Within the records that follow, find every line containing the string "Уровень". Copy those lines.

---*---

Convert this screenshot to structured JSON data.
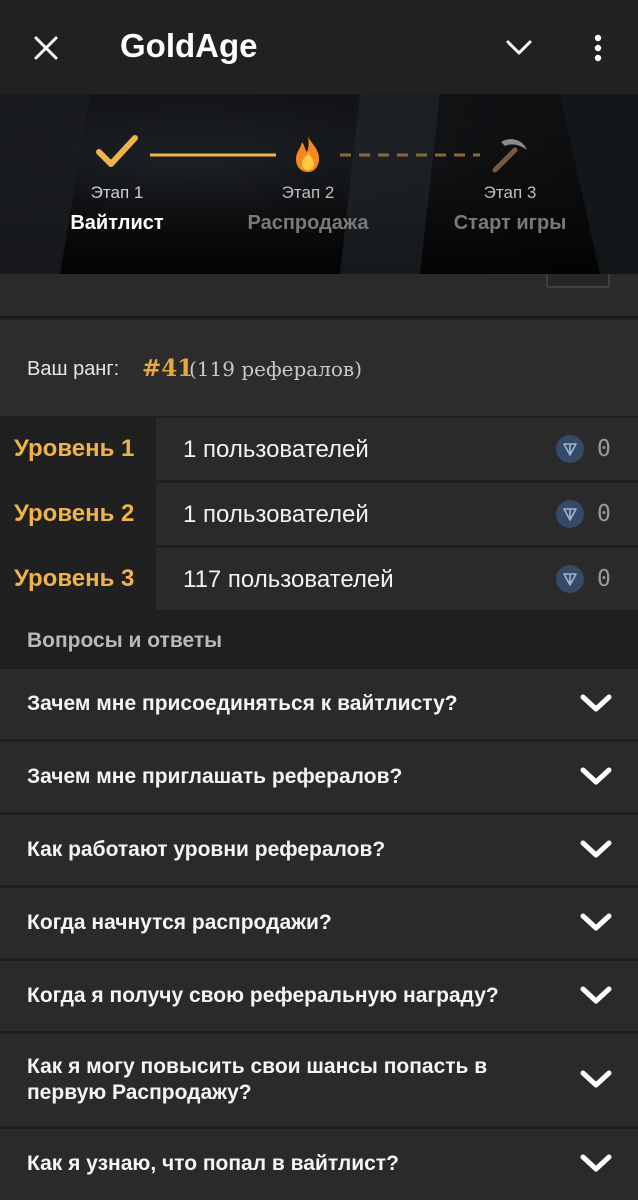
{
  "header": {
    "title": "GoldAge",
    "close_icon": "close-icon",
    "collapse_icon": "chevron-down-icon",
    "menu_icon": "more-vertical-icon"
  },
  "stages": [
    {
      "number": "Этап 1",
      "label": "Вайтлист",
      "icon": "check-icon",
      "state": "done"
    },
    {
      "number": "Этап 2",
      "label": "Распродажа",
      "icon": "fire-icon",
      "state": "current"
    },
    {
      "number": "Этап 3",
      "label": "Старт игры",
      "icon": "pickaxe-icon",
      "state": "upcoming"
    }
  ],
  "rank": {
    "label": "Ваш ранг:",
    "value": "#41",
    "referrals": "(119 рефералов)"
  },
  "levels": [
    {
      "label": "Уровень 1",
      "users": "1 пользователей",
      "reward": "0"
    },
    {
      "label": "Уровень 2",
      "users": "1 пользователей",
      "reward": "0"
    },
    {
      "label": "Уровень 3",
      "users": "117 пользователей",
      "reward": "0"
    }
  ],
  "faq": {
    "title": "Вопросы и ответы",
    "items": [
      "Зачем мне присоединяться к вайтлисту?",
      "Зачем мне приглашать рефералов?",
      "Как работают уровни рефералов?",
      "Когда начнутся распродажи?",
      "Когда я получу свою реферальную награду?",
      "Как я могу повысить свои шансы попасть в первую Распродажу?",
      "Как я узнаю, что попал в вайтлист?"
    ]
  },
  "colors": {
    "accent": "#f0b348",
    "rank_accent": "#e8a93b",
    "background": "#1f1f1f",
    "card": "#2a2a2a",
    "ton": "#344a66"
  }
}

---*---

**SOLUTION TO THE PROBLEM:**
      "label": "Уровень 1",
      "label": "Уровень 2",
      "label": "Уровень 3",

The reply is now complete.